### What is being asked:
Turn every line of the records below into a numbered list, omitting any blank lines.

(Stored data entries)
— start —

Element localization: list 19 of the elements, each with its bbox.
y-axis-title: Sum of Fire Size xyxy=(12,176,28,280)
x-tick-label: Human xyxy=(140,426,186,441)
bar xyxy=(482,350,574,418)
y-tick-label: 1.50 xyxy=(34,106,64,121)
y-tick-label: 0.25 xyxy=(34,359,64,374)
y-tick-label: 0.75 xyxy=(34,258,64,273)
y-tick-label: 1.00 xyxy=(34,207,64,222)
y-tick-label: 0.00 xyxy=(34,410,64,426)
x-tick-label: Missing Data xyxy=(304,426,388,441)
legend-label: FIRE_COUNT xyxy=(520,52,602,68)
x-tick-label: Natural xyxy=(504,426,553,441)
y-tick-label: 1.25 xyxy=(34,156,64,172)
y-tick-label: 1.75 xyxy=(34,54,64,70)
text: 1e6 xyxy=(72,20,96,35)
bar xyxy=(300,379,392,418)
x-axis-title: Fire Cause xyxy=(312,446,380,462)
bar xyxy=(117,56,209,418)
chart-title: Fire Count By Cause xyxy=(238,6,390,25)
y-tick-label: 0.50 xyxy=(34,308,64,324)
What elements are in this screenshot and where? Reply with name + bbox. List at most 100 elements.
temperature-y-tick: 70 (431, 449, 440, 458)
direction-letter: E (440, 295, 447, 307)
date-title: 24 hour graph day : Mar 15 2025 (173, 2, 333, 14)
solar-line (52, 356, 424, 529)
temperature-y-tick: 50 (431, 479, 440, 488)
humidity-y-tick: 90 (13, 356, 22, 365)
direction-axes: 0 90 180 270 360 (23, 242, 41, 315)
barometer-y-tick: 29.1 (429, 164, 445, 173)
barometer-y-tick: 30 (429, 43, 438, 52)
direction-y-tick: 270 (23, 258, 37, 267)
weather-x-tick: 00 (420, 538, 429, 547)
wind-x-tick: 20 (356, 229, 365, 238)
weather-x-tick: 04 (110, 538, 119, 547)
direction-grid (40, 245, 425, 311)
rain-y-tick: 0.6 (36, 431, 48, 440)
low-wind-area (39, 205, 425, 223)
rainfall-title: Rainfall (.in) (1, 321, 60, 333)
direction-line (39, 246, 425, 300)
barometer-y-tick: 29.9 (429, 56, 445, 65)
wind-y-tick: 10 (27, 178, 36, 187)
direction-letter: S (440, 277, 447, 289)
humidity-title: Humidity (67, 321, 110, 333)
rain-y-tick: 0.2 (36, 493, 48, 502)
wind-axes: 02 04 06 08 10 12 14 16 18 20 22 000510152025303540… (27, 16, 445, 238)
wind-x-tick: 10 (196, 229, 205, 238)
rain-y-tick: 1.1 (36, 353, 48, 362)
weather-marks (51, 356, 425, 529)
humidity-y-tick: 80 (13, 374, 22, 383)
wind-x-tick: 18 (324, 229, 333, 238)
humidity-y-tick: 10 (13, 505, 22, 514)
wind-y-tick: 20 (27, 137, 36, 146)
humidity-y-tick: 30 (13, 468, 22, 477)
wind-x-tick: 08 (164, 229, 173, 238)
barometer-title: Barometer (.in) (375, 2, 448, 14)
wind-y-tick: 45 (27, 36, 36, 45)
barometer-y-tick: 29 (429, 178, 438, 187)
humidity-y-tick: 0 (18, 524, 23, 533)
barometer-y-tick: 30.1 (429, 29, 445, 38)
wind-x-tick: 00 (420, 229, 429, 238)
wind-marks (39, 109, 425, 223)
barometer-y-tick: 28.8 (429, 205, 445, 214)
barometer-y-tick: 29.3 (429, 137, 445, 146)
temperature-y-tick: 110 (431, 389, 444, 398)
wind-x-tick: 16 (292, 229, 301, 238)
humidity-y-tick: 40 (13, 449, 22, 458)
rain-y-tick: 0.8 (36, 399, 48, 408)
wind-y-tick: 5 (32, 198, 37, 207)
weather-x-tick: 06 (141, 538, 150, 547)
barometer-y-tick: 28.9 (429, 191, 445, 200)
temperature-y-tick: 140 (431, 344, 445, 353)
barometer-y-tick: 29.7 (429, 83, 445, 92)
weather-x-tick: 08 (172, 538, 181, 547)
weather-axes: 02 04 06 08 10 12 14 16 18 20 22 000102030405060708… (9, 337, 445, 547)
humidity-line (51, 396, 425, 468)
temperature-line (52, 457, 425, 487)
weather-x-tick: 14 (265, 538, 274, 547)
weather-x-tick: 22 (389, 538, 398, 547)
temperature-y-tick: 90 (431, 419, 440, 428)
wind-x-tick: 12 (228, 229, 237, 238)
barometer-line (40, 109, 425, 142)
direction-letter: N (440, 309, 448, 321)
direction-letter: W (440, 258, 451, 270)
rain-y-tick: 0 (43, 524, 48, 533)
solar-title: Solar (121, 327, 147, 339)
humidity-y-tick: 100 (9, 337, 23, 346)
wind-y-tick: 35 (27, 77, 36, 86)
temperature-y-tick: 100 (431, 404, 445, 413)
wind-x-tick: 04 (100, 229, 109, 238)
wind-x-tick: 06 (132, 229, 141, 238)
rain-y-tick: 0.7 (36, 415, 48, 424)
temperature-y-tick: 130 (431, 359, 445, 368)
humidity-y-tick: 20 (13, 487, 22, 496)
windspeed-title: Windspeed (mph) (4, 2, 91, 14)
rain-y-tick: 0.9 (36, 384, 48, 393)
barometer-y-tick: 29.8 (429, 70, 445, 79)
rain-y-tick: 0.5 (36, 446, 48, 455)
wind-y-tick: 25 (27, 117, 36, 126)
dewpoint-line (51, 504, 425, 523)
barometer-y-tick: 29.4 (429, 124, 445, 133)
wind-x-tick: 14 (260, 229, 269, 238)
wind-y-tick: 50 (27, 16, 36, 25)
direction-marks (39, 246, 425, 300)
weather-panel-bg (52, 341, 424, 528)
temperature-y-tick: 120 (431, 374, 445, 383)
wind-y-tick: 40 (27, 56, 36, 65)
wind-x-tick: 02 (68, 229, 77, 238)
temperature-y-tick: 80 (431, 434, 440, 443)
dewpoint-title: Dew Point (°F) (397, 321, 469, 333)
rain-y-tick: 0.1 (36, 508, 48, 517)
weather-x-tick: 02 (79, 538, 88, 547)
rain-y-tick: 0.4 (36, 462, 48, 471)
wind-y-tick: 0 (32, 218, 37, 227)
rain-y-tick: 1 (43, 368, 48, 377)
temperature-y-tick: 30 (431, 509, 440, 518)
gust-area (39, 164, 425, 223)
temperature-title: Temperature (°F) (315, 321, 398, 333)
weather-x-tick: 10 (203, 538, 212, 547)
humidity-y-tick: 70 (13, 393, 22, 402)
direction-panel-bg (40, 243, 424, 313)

— end —

### Task solution:
1. Element localization: list 19 of the elements, each with its bbox.
2. y-axis-title: Sum of Fire Size xyxy=(12,176,28,280)
3. x-tick-label: Human xyxy=(140,426,186,441)
4. bar xyxy=(482,350,574,418)
5. y-tick-label: 1.50 xyxy=(34,106,64,121)
6. y-tick-label: 0.25 xyxy=(34,359,64,374)
7. y-tick-label: 0.75 xyxy=(34,258,64,273)
8. y-tick-label: 1.00 xyxy=(34,207,64,222)
9. y-tick-label: 0.00 xyxy=(34,410,64,426)
10. x-tick-label: Missing Data xyxy=(304,426,388,441)
11. legend-label: FIRE_COUNT xyxy=(520,52,602,68)
12. x-tick-label: Natural xyxy=(504,426,553,441)
13. y-tick-label: 1.25 xyxy=(34,156,64,172)
14. y-tick-label: 1.75 xyxy=(34,54,64,70)
15. text: 1e6 xyxy=(72,20,96,35)
16. bar xyxy=(300,379,392,418)
17. x-axis-title: Fire Cause xyxy=(312,446,380,462)
18. bar xyxy=(117,56,209,418)
19. chart-title: Fire Count By Cause xyxy=(238,6,390,25)
20. y-tick-label: 0.50 xyxy=(34,308,64,324)
21. What elements are in this screenshot and where? Reply with name + bbox. List at most 100 elements.
22. temperature-y-tick: 70 (431, 449, 440, 458)
23. direction-letter: E (440, 295, 447, 307)
24. date-title: 24 hour graph day : Mar 15 2025 (173, 2, 333, 14)
25. solar-line (52, 356, 424, 529)
26. temperature-y-tick: 50 (431, 479, 440, 488)
27. humidity-y-tick: 90 (13, 356, 22, 365)
28. direction-axes: 0 90 180 270 360 (23, 242, 41, 315)
29. barometer-y-tick: 29.1 (429, 164, 445, 173)
30. barometer-y-tick: 30 (429, 43, 438, 52)
31. direction-y-tick: 270 (23, 258, 37, 267)
32. weather-x-tick: 00 (420, 538, 429, 547)
33. wind-x-tick: 20 (356, 229, 365, 238)
34. weather-x-tick: 04 (110, 538, 119, 547)
35. direction-grid (40, 245, 425, 311)
36. rain-y-tick: 0.6 (36, 431, 48, 440)
37. low-wind-area (39, 205, 425, 223)
38. rainfall-title: Rainfall (.in) (1, 321, 60, 333)
39. direction-line (39, 246, 425, 300)
40. barometer-y-tick: 29.9 (429, 56, 445, 65)
41. wind-y-tick: 10 (27, 178, 36, 187)
42. direction-letter: S (440, 277, 447, 289)
43. humidity-title: Humidity (67, 321, 110, 333)
44. rain-y-tick: 0.2 (36, 493, 48, 502)
45. wind-axes: 02 04 06 08 10 12 14 16 18 20 22 000510152025303540… (27, 16, 445, 238)
46. wind-x-tick: 10 (196, 229, 205, 238)
47. rain-y-tick: 1.1 (36, 353, 48, 362)
48. weather-marks (51, 356, 425, 529)
49. humidity-y-tick: 80 (13, 374, 22, 383)
50. wind-x-tick: 18 (324, 229, 333, 238)
51. humidity-y-tick: 10 (13, 505, 22, 514)
52. wind-y-tick: 20 (27, 137, 36, 146)
53. humidity-y-tick: 30 (13, 468, 22, 477)
54. wind-x-tick: 08 (164, 229, 173, 238)
55. barometer-title: Barometer (.in) (375, 2, 448, 14)
56. wind-y-tick: 45 (27, 36, 36, 45)
57. barometer-y-tick: 29 (429, 178, 438, 187)
58. humidity-y-tick: 0 (18, 524, 23, 533)
59. barometer-y-tick: 30.1 (429, 29, 445, 38)
60. wind-x-tick: 00 (420, 229, 429, 238)
61. wind-marks (39, 109, 425, 223)
62. barometer-y-tick: 28.8 (429, 205, 445, 214)
63. barometer-y-tick: 29.3 (429, 137, 445, 146)
64. temperature-y-tick: 110 (431, 389, 444, 398)
65. wind-x-tick: 16 (292, 229, 301, 238)
66. humidity-y-tick: 40 (13, 449, 22, 458)
67. rain-y-tick: 0.8 (36, 399, 48, 408)
68. wind-y-tick: 5 (32, 198, 37, 207)
69. weather-x-tick: 06 (141, 538, 150, 547)
70. barometer-y-tick: 28.9 (429, 191, 445, 200)
71. temperature-y-tick: 140 (431, 344, 445, 353)
72. barometer-y-tick: 29.7 (429, 83, 445, 92)
73. weather-x-tick: 08 (172, 538, 181, 547)
74. weather-axes: 02 04 06 08 10 12 14 16 18 20 22 000102030405060708… (9, 337, 445, 547)
75. humidity-line (51, 396, 425, 468)
76. temperature-line (52, 457, 425, 487)
77. weather-x-tick: 14 (265, 538, 274, 547)
78. weather-x-tick: 22 (389, 538, 398, 547)
79. temperature-y-tick: 90 (431, 419, 440, 428)
80. wind-x-tick: 12 (228, 229, 237, 238)
81. barometer-line (40, 109, 425, 142)
82. direction-letter: N (440, 309, 448, 321)
83. direction-letter: W (440, 258, 451, 270)
84. rain-y-tick: 0 (43, 524, 48, 533)
85. solar-title: Solar (121, 327, 147, 339)
86. humidity-y-tick: 100 (9, 337, 23, 346)
87. wind-y-tick: 35 (27, 77, 36, 86)
88. temperature-y-tick: 100 (431, 404, 445, 413)
89. wind-x-tick: 04 (100, 229, 109, 238)
90. wind-x-tick: 06 (132, 229, 141, 238)
91. rain-y-tick: 0.7 (36, 415, 48, 424)
92. temperature-y-tick: 130 (431, 359, 445, 368)
93. humidity-y-tick: 20 (13, 487, 22, 496)
94. windspeed-title: Windspeed (mph) (4, 2, 91, 14)
95. rain-y-tick: 0.9 (36, 384, 48, 393)
96. barometer-y-tick: 29.8 (429, 70, 445, 79)
97. rain-y-tick: 0.5 (36, 446, 48, 455)
98. wind-y-tick: 25 (27, 117, 36, 126)
99. dewpoint-line (51, 504, 425, 523)
100. barometer-y-tick: 29.4 (429, 124, 445, 133)
101. wind-x-tick: 14 (260, 229, 269, 238)
102. wind-y-tick: 50 (27, 16, 36, 25)
103. direction-marks (39, 246, 425, 300)
104. weather-panel-bg (52, 341, 424, 528)
105. temperature-y-tick: 120 (431, 374, 445, 383)
106. wind-y-tick: 40 (27, 56, 36, 65)
107. wind-x-tick: 02 (68, 229, 77, 238)
108. temperature-y-tick: 80 (431, 434, 440, 443)
109. dewpoint-title: Dew Point (°F) (397, 321, 469, 333)
110. rain-y-tick: 0.1 (36, 508, 48, 517)
111. weather-x-tick: 02 (79, 538, 88, 547)
112. rain-y-tick: 0.4 (36, 462, 48, 471)
113. wind-y-tick: 0 (32, 218, 37, 227)
114. rain-y-tick: 1 (43, 368, 48, 377)
115. temperature-y-tick: 30 (431, 509, 440, 518)
116. gust-area (39, 164, 425, 223)
117. temperature-title: Temperature (°F) (315, 321, 398, 333)
118. weather-x-tick: 10 (203, 538, 212, 547)
119. humidity-y-tick: 70 (13, 393, 22, 402)
120. direction-panel-bg (40, 243, 424, 313)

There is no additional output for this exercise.